Stored records →
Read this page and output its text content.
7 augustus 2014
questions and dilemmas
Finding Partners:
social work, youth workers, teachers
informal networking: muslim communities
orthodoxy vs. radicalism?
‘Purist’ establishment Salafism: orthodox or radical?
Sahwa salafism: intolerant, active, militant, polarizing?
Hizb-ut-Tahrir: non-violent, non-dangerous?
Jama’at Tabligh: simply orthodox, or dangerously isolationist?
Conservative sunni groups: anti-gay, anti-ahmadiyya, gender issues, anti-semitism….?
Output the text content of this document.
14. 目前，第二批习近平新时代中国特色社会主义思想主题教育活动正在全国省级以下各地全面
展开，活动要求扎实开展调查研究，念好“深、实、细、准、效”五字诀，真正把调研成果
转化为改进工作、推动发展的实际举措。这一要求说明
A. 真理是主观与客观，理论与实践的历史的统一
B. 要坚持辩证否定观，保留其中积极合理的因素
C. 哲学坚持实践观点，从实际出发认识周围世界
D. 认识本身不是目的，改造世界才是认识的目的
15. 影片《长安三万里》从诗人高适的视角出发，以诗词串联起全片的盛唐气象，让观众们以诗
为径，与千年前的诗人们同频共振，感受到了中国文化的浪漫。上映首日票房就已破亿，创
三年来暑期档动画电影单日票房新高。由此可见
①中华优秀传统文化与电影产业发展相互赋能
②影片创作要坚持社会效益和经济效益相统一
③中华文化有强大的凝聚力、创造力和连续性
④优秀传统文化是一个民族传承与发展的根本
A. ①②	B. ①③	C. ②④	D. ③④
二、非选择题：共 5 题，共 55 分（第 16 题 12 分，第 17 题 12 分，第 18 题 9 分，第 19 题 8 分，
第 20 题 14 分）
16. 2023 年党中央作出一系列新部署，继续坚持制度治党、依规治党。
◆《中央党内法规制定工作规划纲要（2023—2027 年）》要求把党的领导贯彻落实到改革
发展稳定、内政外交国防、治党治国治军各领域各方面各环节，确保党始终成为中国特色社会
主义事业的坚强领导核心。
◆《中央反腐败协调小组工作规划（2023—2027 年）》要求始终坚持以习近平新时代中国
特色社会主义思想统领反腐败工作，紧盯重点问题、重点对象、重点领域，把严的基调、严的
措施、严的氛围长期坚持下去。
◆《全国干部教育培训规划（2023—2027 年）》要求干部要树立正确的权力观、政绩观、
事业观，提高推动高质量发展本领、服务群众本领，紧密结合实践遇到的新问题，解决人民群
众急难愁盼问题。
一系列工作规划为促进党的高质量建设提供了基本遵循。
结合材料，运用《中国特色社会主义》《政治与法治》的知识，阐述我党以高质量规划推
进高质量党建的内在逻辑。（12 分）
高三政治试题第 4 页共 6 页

What to produce → Copy the entries above exactly, leaving none out.

Solution for this task →
Read this page and output its text content.
7 augustus 2014
questions and dilemmas
Finding Partners:
social work, youth workers, teachers
informal networking: muslim communities
orthodoxy vs. radicalism?
‘Purist’ establishment Salafism: orthodox or radical?
Sahwa salafism: intolerant, active, militant, polarizing?
Hizb-ut-Tahrir: non-violent, non-dangerous?
Jama’at Tabligh: simply orthodox, or dangerously isolationist?
Conservative sunni groups: anti-gay, anti-ahmadiyya, gender issues, anti-semitism….?
Output the text content of this document.
14. 目前，第二批习近平新时代中国特色社会主义思想主题教育活动正在全国省级以下各地全面
展开，活动要求扎实开展调查研究，念好“深、实、细、准、效”五字诀，真正把调研成果
转化为改进工作、推动发展的实际举措。这一要求说明
A. 真理是主观与客观，理论与实践的历史的统一
B. 要坚持辩证否定观，保留其中积极合理的因素
C. 哲学坚持实践观点，从实际出发认识周围世界
D. 认识本身不是目的，改造世界才是认识的目的
15. 影片《长安三万里》从诗人高适的视角出发，以诗词串联起全片的盛唐气象，让观众们以诗
为径，与千年前的诗人们同频共振，感受到了中国文化的浪漫。上映首日票房就已破亿，创
三年来暑期档动画电影单日票房新高。由此可见
①中华优秀传统文化与电影产业发展相互赋能
②影片创作要坚持社会效益和经济效益相统一
③中华文化有强大的凝聚力、创造力和连续性
④优秀传统文化是一个民族传承与发展的根本
A. ①②	B. ①③	C. ②④	D. ③④
二、非选择题：共 5 题，共 55 分（第 16 题 12 分，第 17 题 12 分，第 18 题 9 分，第 19 题 8 分，
第 20 题 14 分）
16. 2023 年党中央作出一系列新部署，继续坚持制度治党、依规治党。
◆《中央党内法规制定工作规划纲要（2023—2027 年）》要求把党的领导贯彻落实到改革
发展稳定、内政外交国防、治党治国治军各领域各方面各环节，确保党始终成为中国特色社会
主义事业的坚强领导核心。
◆《中央反腐败协调小组工作规划（2023—2027 年）》要求始终坚持以习近平新时代中国
特色社会主义思想统领反腐败工作，紧盯重点问题、重点对象、重点领域，把严的基调、严的
措施、严的氛围长期坚持下去。
◆《全国干部教育培训规划（2023—2027 年）》要求干部要树立正确的权力观、政绩观、
事业观，提高推动高质量发展本领、服务群众本领，紧密结合实践遇到的新问题，解决人民群
众急难愁盼问题。
一系列工作规划为促进党的高质量建设提供了基本遵循。
结合材料，运用《中国特色社会主义》《政治与法治》的知识，阐述我党以高质量规划推
进高质量党建的内在逻辑。（12 分）
高三政治试题第 4 页共 6 页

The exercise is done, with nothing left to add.